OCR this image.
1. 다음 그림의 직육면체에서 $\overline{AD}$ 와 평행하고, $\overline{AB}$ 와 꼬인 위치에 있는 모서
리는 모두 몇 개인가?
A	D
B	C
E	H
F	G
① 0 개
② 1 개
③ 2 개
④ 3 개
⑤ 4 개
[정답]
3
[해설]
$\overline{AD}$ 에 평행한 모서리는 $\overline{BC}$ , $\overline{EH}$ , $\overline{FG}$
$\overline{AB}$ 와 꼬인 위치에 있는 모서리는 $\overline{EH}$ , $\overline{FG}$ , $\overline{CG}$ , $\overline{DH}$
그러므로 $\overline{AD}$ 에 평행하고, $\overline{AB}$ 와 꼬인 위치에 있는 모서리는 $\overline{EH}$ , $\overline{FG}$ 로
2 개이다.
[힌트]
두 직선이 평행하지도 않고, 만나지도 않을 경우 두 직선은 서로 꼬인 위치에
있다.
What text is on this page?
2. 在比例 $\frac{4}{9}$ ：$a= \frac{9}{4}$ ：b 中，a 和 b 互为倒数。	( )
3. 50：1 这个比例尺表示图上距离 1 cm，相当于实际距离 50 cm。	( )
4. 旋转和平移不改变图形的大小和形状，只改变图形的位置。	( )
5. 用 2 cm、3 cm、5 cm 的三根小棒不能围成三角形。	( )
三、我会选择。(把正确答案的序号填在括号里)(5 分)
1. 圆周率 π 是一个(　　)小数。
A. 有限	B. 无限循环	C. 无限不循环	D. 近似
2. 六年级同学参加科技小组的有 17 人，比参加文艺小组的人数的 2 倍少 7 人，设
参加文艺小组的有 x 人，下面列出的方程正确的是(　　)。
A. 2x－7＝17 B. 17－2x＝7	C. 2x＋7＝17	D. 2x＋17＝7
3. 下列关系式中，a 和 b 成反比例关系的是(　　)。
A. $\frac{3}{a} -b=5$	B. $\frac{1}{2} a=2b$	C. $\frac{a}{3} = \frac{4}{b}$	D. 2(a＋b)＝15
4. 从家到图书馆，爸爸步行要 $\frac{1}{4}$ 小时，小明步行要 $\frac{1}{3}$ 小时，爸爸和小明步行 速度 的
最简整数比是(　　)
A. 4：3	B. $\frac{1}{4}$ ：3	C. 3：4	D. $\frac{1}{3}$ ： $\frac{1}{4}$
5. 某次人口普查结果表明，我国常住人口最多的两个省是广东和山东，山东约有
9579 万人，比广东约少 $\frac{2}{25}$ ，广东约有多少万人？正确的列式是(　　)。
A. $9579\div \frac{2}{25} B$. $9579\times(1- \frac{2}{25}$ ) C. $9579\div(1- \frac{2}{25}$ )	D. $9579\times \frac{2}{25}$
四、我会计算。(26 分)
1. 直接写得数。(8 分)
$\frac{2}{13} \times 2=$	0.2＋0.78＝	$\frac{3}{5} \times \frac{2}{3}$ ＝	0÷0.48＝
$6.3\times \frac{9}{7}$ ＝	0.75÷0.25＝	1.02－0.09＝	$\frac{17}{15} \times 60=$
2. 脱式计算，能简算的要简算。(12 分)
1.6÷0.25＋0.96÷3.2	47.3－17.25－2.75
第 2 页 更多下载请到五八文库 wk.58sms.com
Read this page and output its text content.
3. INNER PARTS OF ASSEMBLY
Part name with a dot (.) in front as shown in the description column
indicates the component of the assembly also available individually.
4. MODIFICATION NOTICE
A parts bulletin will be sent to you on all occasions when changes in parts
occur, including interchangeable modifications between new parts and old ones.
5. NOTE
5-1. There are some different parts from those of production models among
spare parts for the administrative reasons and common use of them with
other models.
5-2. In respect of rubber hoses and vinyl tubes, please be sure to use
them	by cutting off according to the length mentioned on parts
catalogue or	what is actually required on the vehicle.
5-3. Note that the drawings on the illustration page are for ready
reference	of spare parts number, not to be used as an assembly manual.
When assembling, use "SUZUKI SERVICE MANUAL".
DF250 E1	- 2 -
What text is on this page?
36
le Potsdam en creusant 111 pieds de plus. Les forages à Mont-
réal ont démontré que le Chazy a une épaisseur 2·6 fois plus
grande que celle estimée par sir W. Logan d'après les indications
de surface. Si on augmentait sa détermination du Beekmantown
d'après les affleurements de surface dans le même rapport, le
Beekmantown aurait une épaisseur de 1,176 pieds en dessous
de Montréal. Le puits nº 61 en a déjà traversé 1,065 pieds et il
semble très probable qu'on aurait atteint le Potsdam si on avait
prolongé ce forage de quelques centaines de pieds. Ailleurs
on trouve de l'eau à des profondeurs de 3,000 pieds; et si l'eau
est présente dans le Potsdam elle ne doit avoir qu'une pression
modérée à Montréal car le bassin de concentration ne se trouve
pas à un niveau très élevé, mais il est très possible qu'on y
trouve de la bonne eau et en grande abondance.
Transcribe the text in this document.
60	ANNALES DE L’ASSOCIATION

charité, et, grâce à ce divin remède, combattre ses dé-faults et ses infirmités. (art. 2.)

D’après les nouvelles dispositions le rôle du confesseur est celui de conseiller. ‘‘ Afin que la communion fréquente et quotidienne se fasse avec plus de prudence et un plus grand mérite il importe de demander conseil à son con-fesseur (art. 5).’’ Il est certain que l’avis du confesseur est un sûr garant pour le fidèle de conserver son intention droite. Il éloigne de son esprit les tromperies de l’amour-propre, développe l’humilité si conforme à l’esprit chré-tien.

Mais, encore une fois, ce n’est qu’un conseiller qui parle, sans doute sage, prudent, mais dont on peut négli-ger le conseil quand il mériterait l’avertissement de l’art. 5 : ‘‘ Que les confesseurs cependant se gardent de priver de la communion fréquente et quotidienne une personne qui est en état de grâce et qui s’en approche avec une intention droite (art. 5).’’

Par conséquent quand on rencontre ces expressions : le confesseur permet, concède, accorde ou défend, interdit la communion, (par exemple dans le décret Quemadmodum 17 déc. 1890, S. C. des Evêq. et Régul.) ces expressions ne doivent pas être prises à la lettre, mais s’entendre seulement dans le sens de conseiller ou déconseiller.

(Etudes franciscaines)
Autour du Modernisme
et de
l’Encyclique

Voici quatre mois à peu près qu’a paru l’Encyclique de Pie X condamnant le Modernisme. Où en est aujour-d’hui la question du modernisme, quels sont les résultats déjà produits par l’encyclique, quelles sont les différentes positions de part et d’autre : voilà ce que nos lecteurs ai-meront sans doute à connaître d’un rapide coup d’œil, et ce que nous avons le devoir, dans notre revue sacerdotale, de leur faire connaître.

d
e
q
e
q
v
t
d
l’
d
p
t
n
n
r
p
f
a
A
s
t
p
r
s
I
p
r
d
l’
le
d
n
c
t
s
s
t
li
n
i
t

····················

PROBLEM –
Extract all lines that hold the word "Beekmantown".

ANSWER TO THE EXERCISE –
de surface. Si on augmentait sa détermination du Beekmantown
Beekmantown aurait une épaisseur de 1,176 pieds en dessous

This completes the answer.